-- START OF RECORDS SUPPLIED --

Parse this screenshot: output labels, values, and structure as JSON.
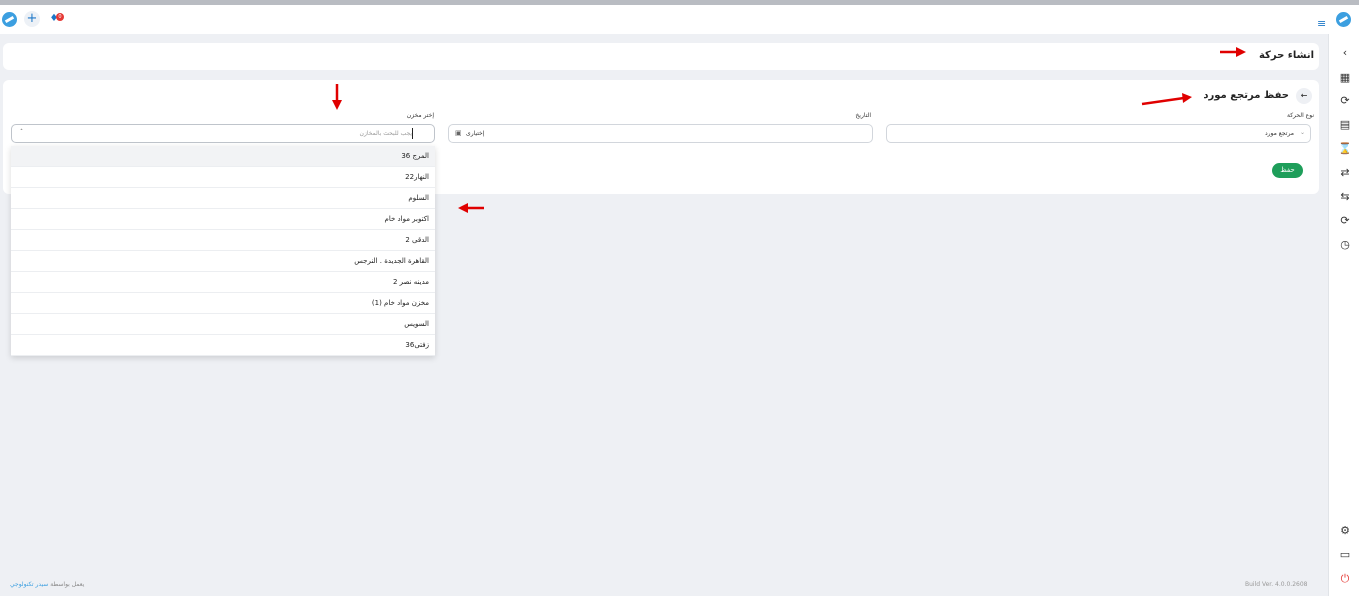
{
  "topbar": {
    "notification_count": "0"
  },
  "page": {
    "heading": "انشاء حركة"
  },
  "form": {
    "title": "حفظ مرتجع مورد",
    "movement_type_label": "نوع الحركة",
    "movement_type_value": "مرتجع مورد",
    "date_label": "التاريخ",
    "date_value": "إختيارى",
    "warehouse_label": "إختر مخزن",
    "warehouse_placeholder": "يجب للبحث بالمخازن",
    "save_label": "حفظ"
  },
  "warehouse_options": [
    "المرج 36",
    "النهار22",
    "السلوم",
    "اكتوبر مواد خام",
    "الدقى 2",
    "القاهرة الجديدة . النرجس",
    "مدينه نصر 2",
    "مخزن مواد خام (1)",
    "السويس",
    "زفتى36"
  ],
  "footer": {
    "powered_by": "يعمل بواسطة",
    "brand": "سيدر تكنولوجي",
    "build": "Build Ver. 4.0.0.2608"
  },
  "colors": {
    "accent": "#1e78c8",
    "save": "#1e9e5a",
    "annotation_arrow": "#e00000"
  }
}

-- END OF RECORDS SUPPLIED --

◆ EXERCISE DESCRIPTION
How many lines in these entries hold the string "مخزن"? Answer with the number alone.

◆ EXERCISE SOLUTION
2